* **Data provided**
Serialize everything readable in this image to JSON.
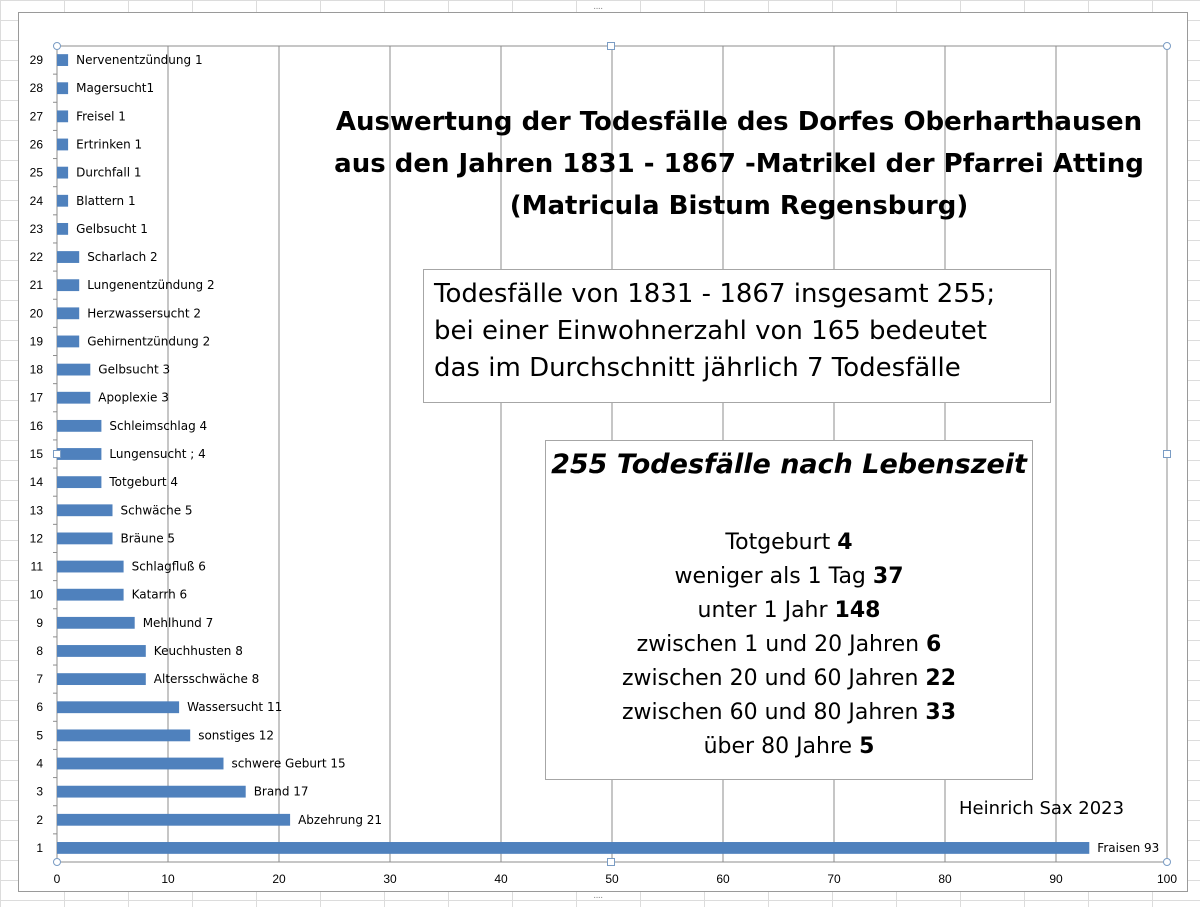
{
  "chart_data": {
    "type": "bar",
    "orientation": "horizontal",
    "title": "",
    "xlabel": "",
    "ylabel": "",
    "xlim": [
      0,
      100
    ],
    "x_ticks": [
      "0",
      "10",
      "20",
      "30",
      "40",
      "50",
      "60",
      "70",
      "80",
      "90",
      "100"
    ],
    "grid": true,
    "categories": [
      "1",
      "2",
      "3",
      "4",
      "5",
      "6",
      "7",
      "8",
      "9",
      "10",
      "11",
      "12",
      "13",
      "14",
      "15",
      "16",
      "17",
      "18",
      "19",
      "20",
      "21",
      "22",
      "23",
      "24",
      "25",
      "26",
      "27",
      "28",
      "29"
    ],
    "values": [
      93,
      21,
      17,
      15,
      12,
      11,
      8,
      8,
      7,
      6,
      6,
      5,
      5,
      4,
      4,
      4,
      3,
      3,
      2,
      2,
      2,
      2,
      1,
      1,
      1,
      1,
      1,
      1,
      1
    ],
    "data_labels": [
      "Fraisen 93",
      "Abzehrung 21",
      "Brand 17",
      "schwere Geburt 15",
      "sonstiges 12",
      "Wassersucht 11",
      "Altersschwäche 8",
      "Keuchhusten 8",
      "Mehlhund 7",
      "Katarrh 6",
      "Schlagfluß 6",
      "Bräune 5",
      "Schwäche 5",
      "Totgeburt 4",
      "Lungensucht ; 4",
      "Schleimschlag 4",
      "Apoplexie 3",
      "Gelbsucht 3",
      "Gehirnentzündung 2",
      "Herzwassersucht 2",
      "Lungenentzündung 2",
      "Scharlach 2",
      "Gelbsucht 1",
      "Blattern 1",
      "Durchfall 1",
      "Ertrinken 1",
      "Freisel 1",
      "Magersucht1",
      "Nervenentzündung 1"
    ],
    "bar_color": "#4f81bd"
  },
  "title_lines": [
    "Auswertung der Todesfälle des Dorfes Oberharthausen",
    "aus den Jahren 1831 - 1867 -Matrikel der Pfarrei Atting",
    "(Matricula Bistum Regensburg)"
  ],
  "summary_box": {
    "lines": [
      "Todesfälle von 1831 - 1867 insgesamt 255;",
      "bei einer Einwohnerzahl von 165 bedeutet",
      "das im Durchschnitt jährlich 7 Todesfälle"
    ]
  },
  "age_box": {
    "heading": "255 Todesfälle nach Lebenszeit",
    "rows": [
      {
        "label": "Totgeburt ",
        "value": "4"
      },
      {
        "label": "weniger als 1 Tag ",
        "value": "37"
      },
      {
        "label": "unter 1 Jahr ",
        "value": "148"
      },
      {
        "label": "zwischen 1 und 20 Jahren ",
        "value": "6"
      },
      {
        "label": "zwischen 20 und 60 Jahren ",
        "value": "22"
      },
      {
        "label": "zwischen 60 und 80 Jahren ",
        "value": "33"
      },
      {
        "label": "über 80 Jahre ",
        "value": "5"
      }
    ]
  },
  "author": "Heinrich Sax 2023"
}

==

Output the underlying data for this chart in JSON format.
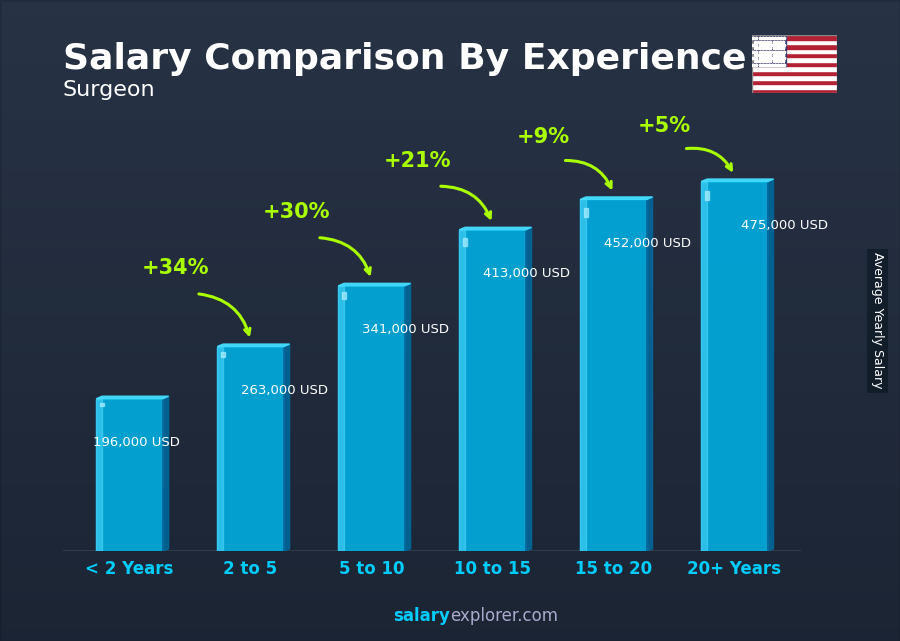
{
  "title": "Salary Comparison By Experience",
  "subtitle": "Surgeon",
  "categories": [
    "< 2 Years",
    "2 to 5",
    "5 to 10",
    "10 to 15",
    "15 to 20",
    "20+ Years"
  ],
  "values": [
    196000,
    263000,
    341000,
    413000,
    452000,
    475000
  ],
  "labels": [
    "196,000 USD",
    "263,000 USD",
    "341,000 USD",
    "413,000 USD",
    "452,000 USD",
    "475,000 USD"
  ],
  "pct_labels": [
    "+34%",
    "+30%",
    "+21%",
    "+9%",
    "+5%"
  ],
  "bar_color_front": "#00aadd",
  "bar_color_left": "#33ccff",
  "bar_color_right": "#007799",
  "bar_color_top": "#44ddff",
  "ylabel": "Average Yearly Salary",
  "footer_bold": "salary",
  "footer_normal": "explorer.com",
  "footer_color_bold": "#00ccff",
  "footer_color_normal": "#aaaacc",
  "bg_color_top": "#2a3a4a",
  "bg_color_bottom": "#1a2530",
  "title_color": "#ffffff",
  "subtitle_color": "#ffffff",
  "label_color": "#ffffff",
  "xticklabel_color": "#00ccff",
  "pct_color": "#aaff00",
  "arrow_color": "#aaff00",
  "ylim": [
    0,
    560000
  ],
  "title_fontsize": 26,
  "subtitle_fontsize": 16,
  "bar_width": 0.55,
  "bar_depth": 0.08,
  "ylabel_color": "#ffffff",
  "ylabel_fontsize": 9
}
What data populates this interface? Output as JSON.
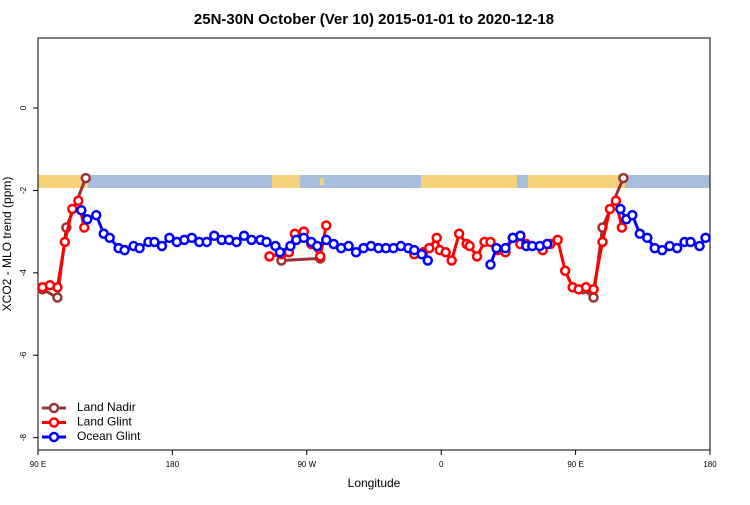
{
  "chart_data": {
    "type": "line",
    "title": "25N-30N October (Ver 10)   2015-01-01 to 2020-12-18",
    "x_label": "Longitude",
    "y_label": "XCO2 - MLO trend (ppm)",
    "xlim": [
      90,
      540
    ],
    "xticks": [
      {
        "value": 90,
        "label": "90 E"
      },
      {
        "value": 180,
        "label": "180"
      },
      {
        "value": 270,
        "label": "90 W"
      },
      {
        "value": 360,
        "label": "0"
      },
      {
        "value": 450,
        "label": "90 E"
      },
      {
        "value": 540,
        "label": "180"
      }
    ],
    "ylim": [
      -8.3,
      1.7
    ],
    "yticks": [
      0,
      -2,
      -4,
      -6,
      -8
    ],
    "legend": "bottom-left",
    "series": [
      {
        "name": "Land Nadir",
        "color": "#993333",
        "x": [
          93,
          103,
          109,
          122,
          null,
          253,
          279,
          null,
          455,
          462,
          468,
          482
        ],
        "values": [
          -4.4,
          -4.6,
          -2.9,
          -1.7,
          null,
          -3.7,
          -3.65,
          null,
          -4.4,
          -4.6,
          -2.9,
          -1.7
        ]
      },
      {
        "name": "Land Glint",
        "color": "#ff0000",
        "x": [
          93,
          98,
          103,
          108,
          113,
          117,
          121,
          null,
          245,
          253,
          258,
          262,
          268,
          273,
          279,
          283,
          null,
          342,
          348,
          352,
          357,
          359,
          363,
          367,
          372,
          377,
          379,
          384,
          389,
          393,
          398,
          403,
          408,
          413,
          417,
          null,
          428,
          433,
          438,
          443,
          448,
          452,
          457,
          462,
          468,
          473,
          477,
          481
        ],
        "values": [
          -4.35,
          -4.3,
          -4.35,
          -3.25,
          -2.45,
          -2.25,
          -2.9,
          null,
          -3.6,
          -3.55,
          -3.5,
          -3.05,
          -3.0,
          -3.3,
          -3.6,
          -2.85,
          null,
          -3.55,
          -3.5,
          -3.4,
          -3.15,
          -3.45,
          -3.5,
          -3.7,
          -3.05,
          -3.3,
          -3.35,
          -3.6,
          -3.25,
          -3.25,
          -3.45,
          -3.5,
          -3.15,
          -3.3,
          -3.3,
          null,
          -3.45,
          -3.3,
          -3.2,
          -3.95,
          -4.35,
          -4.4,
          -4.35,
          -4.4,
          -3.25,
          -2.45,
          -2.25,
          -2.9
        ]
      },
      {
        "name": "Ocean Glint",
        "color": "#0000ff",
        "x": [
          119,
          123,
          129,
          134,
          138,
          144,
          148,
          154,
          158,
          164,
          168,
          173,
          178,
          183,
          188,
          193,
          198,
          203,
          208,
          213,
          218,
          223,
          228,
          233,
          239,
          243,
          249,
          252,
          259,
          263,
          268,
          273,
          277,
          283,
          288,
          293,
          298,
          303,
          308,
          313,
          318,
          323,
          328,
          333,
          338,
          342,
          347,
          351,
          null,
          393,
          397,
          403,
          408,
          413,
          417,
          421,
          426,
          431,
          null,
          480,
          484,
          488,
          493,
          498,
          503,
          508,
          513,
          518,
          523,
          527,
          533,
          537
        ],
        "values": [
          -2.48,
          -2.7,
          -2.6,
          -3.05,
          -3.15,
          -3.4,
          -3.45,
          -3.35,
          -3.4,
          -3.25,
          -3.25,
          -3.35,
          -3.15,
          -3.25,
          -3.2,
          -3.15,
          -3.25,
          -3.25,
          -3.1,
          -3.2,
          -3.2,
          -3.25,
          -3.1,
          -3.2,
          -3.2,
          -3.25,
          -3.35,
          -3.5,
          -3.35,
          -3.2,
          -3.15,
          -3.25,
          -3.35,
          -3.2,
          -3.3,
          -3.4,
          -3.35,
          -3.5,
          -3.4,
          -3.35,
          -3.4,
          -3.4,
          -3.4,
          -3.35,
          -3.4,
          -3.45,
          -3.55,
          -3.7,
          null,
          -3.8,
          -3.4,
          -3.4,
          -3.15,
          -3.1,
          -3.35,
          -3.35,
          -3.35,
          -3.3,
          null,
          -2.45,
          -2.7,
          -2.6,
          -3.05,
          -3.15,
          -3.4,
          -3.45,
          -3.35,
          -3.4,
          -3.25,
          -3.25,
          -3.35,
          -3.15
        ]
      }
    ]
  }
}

--

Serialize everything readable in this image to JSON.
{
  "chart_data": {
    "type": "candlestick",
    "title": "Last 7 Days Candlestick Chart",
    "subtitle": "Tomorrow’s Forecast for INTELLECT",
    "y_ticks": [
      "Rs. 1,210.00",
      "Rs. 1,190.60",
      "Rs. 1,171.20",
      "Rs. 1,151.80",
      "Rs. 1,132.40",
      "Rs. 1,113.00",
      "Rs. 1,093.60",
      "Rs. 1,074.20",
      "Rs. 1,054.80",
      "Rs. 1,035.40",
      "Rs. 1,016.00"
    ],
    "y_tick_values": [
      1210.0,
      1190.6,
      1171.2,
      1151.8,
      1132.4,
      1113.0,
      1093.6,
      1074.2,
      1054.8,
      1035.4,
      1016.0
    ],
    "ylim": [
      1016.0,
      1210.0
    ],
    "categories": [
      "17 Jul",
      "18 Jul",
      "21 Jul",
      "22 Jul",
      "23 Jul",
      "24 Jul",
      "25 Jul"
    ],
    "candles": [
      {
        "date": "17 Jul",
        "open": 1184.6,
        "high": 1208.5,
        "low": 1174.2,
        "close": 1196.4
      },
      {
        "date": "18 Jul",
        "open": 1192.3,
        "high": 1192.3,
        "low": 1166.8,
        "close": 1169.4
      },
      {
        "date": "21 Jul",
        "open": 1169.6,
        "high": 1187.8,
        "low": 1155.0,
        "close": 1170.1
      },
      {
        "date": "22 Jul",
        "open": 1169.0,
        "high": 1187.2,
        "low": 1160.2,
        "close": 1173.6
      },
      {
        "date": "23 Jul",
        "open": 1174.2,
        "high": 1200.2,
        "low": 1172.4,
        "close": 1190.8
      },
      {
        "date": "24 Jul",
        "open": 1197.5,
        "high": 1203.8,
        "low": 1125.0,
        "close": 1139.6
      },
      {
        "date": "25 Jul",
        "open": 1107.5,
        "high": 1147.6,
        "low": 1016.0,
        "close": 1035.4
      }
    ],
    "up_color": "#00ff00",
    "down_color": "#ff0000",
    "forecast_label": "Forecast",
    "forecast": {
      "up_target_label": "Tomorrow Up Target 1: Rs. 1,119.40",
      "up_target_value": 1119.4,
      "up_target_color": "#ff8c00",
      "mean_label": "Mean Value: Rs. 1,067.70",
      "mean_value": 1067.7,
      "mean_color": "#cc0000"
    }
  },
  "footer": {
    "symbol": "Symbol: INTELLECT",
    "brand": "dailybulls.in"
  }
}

* **Direction**
Only a number is wanted: how many lines of the material above hold "JSON"?

* **Task solution**
4